* Start MATERIAL FOR THIS TASK *

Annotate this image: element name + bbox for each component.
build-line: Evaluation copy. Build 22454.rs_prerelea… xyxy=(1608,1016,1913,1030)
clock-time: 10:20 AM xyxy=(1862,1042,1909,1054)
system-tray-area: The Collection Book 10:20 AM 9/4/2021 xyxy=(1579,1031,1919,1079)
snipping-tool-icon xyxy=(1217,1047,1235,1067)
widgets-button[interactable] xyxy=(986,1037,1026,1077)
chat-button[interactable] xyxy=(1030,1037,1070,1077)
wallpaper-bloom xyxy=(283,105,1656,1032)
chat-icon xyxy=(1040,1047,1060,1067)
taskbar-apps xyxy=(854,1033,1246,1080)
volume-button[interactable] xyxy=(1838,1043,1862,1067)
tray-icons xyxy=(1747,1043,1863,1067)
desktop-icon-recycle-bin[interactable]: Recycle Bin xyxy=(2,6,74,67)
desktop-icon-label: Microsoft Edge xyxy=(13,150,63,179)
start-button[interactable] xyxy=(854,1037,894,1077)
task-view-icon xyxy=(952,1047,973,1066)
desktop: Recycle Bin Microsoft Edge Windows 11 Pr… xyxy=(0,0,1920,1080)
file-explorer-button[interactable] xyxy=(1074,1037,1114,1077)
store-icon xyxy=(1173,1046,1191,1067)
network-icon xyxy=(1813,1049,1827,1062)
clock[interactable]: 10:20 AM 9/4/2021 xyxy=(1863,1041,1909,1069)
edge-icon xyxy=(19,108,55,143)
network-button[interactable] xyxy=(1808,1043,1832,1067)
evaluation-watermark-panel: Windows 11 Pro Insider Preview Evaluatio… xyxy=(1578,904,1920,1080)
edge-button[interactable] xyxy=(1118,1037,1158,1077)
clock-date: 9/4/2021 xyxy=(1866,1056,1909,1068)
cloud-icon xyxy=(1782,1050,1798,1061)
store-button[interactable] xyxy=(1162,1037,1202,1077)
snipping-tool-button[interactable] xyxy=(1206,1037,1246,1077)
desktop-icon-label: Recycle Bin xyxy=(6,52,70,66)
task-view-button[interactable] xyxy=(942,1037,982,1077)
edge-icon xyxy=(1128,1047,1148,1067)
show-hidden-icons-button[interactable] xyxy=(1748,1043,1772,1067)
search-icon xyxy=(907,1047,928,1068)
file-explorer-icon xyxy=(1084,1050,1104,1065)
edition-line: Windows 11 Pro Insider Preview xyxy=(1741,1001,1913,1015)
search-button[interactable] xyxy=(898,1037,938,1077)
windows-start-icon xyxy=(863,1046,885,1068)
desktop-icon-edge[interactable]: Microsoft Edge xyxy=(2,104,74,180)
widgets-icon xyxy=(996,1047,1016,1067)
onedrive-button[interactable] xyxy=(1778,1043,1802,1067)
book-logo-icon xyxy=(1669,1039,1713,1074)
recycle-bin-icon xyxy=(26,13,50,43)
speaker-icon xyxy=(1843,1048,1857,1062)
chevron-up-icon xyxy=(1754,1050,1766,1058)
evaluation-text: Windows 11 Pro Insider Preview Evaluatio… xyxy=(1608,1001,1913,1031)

* End MATERIAL FOR THIS TASK *

AIM OF THE EXERCISE
Reproduce these lines word for word, with nothing changed.

FINISHED ANSWER
Annotate this image: element name + bbox for each component.
build-line: Evaluation copy. Build 22454.rs_prerelea… xyxy=(1608,1016,1913,1030)
clock-time: 10:20 AM xyxy=(1862,1042,1909,1054)
system-tray-area: The Collection Book 10:20 AM 9/4/2021 xyxy=(1579,1031,1919,1079)
snipping-tool-icon xyxy=(1217,1047,1235,1067)
widgets-button[interactable] xyxy=(986,1037,1026,1077)
chat-button[interactable] xyxy=(1030,1037,1070,1077)
wallpaper-bloom xyxy=(283,105,1656,1032)
chat-icon xyxy=(1040,1047,1060,1067)
taskbar-apps xyxy=(854,1033,1246,1080)
volume-button[interactable] xyxy=(1838,1043,1862,1067)
tray-icons xyxy=(1747,1043,1863,1067)
desktop-icon-recycle-bin[interactable]: Recycle Bin xyxy=(2,6,74,67)
desktop-icon-label: Microsoft Edge xyxy=(13,150,63,179)
start-button[interactable] xyxy=(854,1037,894,1077)
task-view-icon xyxy=(952,1047,973,1066)
desktop: Recycle Bin Microsoft Edge Windows 11 Pr… xyxy=(0,0,1920,1080)
file-explorer-button[interactable] xyxy=(1074,1037,1114,1077)
store-icon xyxy=(1173,1046,1191,1067)
network-icon xyxy=(1813,1049,1827,1062)
clock[interactable]: 10:20 AM 9/4/2021 xyxy=(1863,1041,1909,1069)
edge-icon xyxy=(19,108,55,143)
network-button[interactable] xyxy=(1808,1043,1832,1067)
evaluation-watermark-panel: Windows 11 Pro Insider Preview Evaluatio… xyxy=(1578,904,1920,1080)
edge-button[interactable] xyxy=(1118,1037,1158,1077)
clock-date: 9/4/2021 xyxy=(1866,1056,1909,1068)
cloud-icon xyxy=(1782,1050,1798,1061)
store-button[interactable] xyxy=(1162,1037,1202,1077)
snipping-tool-button[interactable] xyxy=(1206,1037,1246,1077)
desktop-icon-label: Recycle Bin xyxy=(6,52,70,66)
task-view-button[interactable] xyxy=(942,1037,982,1077)
edge-icon xyxy=(1128,1047,1148,1067)
show-hidden-icons-button[interactable] xyxy=(1748,1043,1772,1067)
search-icon xyxy=(907,1047,928,1068)
file-explorer-icon xyxy=(1084,1050,1104,1065)
edition-line: Windows 11 Pro Insider Preview xyxy=(1741,1001,1913,1015)
search-button[interactable] xyxy=(898,1037,938,1077)
windows-start-icon xyxy=(863,1046,885,1068)
desktop-icon-edge[interactable]: Microsoft Edge xyxy=(2,104,74,180)
widgets-icon xyxy=(996,1047,1016,1067)
onedrive-button[interactable] xyxy=(1778,1043,1802,1067)
book-logo-icon xyxy=(1669,1039,1713,1074)
recycle-bin-icon xyxy=(26,13,50,43)
speaker-icon xyxy=(1843,1048,1857,1062)
chevron-up-icon xyxy=(1754,1050,1766,1058)
evaluation-text: Windows 11 Pro Insider Preview Evaluatio… xyxy=(1608,1001,1913,1031)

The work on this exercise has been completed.